(Work to do) Copy out all of the data below with no alterations.

(Data extract)
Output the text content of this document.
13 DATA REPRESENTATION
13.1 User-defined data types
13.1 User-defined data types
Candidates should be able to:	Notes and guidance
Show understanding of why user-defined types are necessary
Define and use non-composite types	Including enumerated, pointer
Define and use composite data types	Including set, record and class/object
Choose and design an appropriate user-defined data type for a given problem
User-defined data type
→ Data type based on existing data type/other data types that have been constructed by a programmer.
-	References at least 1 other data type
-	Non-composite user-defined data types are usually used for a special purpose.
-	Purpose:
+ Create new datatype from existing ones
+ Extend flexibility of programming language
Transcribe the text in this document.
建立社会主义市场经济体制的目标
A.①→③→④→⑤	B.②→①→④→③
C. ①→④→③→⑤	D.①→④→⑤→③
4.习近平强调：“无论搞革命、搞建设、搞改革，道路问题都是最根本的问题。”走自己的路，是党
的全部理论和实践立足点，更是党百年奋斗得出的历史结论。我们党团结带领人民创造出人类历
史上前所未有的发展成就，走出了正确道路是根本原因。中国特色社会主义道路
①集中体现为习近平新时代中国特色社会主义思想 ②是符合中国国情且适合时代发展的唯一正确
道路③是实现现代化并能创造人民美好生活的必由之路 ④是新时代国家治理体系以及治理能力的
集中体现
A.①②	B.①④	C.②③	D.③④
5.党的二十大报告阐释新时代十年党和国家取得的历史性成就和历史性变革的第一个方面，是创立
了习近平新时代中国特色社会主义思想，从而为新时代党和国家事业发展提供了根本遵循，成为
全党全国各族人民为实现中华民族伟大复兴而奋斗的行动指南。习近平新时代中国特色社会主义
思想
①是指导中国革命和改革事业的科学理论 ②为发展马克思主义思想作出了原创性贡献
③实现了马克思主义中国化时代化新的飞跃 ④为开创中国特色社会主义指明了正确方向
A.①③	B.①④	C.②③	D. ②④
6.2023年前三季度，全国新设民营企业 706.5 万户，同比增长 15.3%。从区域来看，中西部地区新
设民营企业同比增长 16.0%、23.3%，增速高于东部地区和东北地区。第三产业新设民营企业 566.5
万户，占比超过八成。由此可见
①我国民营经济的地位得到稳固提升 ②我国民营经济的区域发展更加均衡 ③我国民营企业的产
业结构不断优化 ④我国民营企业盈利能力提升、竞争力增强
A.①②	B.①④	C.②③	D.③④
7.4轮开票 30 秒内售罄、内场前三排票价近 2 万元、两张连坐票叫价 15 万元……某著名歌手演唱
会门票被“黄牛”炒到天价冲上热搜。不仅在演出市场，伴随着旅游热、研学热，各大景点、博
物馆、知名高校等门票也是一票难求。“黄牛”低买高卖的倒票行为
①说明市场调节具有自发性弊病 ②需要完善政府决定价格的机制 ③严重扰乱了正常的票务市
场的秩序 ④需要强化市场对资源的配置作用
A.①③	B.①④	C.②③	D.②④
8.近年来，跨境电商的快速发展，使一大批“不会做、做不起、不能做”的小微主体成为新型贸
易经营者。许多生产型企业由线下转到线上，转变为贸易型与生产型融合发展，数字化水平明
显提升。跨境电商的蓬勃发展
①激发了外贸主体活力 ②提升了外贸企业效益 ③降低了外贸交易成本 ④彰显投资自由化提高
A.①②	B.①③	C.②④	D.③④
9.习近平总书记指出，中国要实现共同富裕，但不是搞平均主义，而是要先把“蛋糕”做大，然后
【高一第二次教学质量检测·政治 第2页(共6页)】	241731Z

(Solution for this exercise)
Output the text content of this document.
13 DATA REPRESENTATION
13.1 User-defined data types
13.1 User-defined data types
Candidates should be able to:	Notes and guidance
Show understanding of why user-defined types are necessary
Define and use non-composite types	Including enumerated, pointer
Define and use composite data types	Including set, record and class/object
Choose and design an appropriate user-defined data type for a given problem
User-defined data type
→ Data type based on existing data type/other data types that have been constructed by a programmer.
-	References at least 1 other data type
-	Non-composite user-defined data types are usually used for a special purpose.
-	Purpose:
+ Create new datatype from existing ones
+ Extend flexibility of programming language
Transcribe the text in this document.
建立社会主义市场经济体制的目标
A.①→③→④→⑤	B.②→①→④→③
C. ①→④→③→⑤	D.①→④→⑤→③
4.习近平强调：“无论搞革命、搞建设、搞改革，道路问题都是最根本的问题。”走自己的路，是党
的全部理论和实践立足点，更是党百年奋斗得出的历史结论。我们党团结带领人民创造出人类历
史上前所未有的发展成就，走出了正确道路是根本原因。中国特色社会主义道路
①集中体现为习近平新时代中国特色社会主义思想 ②是符合中国国情且适合时代发展的唯一正确
道路③是实现现代化并能创造人民美好生活的必由之路 ④是新时代国家治理体系以及治理能力的
集中体现
A.①②	B.①④	C.②③	D.③④
5.党的二十大报告阐释新时代十年党和国家取得的历史性成就和历史性变革的第一个方面，是创立
了习近平新时代中国特色社会主义思想，从而为新时代党和国家事业发展提供了根本遵循，成为
全党全国各族人民为实现中华民族伟大复兴而奋斗的行动指南。习近平新时代中国特色社会主义
思想
①是指导中国革命和改革事业的科学理论 ②为发展马克思主义思想作出了原创性贡献
③实现了马克思主义中国化时代化新的飞跃 ④为开创中国特色社会主义指明了正确方向
A.①③	B.①④	C.②③	D. ②④
6.2023年前三季度，全国新设民营企业 706.5 万户，同比增长 15.3%。从区域来看，中西部地区新
设民营企业同比增长 16.0%、23.3%，增速高于东部地区和东北地区。第三产业新设民营企业 566.5
万户，占比超过八成。由此可见
①我国民营经济的地位得到稳固提升 ②我国民营经济的区域发展更加均衡 ③我国民营企业的产
业结构不断优化 ④我国民营企业盈利能力提升、竞争力增强
A.①②	B.①④	C.②③	D.③④
7.4轮开票 30 秒内售罄、内场前三排票价近 2 万元、两张连坐票叫价 15 万元……某著名歌手演唱
会门票被“黄牛”炒到天价冲上热搜。不仅在演出市场，伴随着旅游热、研学热，各大景点、博
物馆、知名高校等门票也是一票难求。“黄牛”低买高卖的倒票行为
①说明市场调节具有自发性弊病 ②需要完善政府决定价格的机制 ③严重扰乱了正常的票务市
场的秩序 ④需要强化市场对资源的配置作用
A.①③	B.①④	C.②③	D.②④
8.近年来，跨境电商的快速发展，使一大批“不会做、做不起、不能做”的小微主体成为新型贸
易经营者。许多生产型企业由线下转到线上，转变为贸易型与生产型融合发展，数字化水平明
显提升。跨境电商的蓬勃发展
①激发了外贸主体活力 ②提升了外贸企业效益 ③降低了外贸交易成本 ④彰显投资自由化提高
A.①②	B.①③	C.②④	D.③④
9.习近平总书记指出，中国要实现共同富裕，但不是搞平均主义，而是要先把“蛋糕”做大，然后
【高一第二次教学质量检测·政治 第2页(共6页)】	241731Z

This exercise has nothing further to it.